### EXERCISE MATERIAL
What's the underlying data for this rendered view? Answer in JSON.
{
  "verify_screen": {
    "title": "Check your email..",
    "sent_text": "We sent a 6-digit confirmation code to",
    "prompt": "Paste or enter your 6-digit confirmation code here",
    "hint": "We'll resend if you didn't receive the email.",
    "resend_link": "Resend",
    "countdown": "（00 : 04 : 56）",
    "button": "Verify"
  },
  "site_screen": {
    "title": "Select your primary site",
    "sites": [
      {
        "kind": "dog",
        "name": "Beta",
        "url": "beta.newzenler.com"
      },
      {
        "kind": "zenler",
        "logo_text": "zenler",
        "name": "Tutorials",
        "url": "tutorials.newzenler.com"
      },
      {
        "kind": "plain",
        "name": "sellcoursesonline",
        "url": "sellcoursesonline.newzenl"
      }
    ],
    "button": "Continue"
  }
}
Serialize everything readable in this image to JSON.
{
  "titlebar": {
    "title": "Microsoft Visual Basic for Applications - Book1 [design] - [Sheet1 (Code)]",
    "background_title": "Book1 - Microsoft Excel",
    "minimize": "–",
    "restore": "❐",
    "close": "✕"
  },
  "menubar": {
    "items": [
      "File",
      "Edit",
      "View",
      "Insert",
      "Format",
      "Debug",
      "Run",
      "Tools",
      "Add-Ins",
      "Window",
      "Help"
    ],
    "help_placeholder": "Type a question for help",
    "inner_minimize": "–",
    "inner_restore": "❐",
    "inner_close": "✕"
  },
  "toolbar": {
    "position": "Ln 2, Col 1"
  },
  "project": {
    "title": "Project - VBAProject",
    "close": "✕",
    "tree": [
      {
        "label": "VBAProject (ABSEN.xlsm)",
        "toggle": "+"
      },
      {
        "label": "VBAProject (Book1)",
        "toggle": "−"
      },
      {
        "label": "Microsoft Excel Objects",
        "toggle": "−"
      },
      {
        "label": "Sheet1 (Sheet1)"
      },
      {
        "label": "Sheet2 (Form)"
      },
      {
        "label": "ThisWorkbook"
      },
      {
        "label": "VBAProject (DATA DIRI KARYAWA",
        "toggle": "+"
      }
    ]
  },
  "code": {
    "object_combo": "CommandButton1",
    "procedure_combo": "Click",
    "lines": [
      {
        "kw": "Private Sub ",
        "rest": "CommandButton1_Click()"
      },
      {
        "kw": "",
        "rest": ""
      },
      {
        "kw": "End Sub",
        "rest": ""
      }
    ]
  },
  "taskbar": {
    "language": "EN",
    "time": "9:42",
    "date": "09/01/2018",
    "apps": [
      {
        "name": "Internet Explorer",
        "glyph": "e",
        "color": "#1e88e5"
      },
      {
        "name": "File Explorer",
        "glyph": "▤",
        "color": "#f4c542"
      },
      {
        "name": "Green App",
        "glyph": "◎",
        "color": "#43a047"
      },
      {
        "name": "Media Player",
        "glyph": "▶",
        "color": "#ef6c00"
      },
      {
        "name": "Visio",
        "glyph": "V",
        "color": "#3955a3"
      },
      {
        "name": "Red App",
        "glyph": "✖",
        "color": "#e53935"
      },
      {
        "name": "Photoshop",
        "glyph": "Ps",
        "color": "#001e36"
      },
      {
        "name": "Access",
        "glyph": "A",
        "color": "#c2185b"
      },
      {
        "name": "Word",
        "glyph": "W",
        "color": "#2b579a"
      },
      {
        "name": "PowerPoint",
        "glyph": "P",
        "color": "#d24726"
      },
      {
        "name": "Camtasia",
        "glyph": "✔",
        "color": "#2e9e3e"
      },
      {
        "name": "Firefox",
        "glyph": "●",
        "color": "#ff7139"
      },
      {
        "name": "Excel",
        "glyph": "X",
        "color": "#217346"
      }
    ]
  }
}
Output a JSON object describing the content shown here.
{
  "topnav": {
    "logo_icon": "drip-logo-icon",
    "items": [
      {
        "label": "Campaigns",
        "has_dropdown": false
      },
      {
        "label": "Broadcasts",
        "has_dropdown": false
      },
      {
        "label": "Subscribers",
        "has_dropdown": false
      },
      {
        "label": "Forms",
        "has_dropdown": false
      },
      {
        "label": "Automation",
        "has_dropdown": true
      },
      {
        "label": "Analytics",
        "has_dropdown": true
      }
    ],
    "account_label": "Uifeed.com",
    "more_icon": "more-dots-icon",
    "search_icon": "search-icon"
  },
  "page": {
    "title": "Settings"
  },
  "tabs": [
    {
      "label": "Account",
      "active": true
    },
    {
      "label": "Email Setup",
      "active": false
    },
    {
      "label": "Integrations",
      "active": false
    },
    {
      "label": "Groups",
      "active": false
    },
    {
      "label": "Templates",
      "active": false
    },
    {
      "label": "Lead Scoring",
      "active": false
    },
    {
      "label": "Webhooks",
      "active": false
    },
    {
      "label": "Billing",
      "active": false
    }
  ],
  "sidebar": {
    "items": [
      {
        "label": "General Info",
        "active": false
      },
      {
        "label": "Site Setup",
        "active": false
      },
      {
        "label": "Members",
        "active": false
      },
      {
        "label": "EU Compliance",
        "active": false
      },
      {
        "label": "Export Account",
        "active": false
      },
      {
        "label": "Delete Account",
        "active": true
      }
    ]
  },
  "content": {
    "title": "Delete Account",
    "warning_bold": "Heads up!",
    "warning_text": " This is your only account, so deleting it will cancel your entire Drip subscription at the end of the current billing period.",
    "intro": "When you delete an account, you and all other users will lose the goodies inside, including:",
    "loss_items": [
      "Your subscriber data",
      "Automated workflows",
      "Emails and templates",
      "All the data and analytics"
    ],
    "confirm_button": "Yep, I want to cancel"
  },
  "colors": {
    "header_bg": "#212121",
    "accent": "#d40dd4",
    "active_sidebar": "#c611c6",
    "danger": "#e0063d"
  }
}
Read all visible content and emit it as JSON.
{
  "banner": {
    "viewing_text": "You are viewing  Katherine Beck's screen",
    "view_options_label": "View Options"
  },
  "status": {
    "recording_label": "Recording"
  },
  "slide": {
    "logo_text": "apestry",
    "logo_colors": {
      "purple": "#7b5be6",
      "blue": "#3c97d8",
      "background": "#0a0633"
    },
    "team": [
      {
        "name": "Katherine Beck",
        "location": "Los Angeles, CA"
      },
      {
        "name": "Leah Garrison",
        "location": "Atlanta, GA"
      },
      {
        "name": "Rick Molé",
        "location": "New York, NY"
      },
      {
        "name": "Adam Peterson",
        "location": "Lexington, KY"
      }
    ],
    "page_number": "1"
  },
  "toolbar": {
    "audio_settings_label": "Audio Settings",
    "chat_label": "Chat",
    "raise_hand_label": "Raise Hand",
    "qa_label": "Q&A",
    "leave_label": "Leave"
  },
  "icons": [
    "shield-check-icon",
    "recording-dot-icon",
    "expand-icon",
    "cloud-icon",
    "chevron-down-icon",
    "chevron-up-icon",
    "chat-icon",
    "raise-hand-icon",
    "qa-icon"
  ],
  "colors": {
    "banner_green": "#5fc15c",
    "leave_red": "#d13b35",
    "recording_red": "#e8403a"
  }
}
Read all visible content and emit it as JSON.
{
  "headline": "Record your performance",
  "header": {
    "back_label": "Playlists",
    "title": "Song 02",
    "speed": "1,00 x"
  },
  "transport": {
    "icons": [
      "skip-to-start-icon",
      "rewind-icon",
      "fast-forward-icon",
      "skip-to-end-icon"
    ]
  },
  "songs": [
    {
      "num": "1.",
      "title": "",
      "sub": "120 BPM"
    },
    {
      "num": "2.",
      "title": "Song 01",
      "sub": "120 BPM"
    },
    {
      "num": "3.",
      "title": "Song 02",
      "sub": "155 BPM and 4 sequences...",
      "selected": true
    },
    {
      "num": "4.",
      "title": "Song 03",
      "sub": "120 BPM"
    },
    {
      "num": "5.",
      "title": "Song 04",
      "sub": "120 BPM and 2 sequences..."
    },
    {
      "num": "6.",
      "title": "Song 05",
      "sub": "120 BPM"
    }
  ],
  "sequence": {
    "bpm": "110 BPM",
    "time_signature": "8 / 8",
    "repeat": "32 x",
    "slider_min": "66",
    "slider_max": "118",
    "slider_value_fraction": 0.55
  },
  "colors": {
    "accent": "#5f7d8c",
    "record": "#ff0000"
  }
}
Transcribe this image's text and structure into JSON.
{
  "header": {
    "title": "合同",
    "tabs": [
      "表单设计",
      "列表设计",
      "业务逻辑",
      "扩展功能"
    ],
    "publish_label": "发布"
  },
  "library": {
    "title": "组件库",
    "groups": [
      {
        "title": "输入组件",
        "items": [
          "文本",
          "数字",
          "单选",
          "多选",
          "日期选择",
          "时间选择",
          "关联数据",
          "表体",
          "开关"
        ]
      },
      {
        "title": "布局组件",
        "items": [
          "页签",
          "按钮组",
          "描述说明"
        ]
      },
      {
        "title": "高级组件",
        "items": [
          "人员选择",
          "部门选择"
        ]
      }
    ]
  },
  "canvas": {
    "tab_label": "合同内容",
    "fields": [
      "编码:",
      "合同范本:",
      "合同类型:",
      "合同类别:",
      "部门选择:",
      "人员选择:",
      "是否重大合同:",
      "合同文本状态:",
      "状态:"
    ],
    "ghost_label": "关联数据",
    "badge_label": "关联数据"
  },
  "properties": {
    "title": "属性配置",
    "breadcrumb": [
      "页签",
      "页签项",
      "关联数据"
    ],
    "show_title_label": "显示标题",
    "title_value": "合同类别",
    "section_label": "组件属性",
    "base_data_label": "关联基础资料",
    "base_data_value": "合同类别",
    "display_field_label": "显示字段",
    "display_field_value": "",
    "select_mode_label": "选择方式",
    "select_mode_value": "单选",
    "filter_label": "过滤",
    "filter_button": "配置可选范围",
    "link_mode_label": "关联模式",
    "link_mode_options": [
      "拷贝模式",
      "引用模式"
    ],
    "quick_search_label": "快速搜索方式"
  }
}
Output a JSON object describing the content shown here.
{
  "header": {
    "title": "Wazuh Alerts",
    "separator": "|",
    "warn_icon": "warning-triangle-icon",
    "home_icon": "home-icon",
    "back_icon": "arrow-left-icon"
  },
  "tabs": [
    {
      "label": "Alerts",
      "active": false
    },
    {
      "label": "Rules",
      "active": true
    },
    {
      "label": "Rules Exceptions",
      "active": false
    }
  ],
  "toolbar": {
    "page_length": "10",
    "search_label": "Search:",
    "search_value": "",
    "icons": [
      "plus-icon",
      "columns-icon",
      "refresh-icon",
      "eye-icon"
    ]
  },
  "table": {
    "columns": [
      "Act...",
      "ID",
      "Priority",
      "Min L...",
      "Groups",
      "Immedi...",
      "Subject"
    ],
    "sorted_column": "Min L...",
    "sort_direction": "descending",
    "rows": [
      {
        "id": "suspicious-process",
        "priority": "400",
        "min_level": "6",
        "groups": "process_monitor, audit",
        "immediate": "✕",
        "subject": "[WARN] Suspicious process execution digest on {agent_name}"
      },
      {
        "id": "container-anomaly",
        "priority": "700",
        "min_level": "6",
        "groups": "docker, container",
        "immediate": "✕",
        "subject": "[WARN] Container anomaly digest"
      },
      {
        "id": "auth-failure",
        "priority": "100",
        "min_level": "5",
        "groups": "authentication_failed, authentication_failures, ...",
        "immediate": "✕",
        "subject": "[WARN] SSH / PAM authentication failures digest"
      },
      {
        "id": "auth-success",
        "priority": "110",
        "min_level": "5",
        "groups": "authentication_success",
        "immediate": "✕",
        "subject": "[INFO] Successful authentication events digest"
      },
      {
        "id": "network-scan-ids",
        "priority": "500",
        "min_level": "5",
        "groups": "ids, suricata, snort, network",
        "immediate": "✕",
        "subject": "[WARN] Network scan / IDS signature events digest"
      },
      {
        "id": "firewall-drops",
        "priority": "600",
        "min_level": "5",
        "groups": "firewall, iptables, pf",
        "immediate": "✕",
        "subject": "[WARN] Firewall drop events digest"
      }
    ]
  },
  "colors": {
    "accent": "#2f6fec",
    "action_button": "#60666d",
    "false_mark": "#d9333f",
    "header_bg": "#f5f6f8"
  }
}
######
In the data above, tally the lines holding "newzenler" and answer with the figure only.

ANSWER TO THIS EXERCISE – 2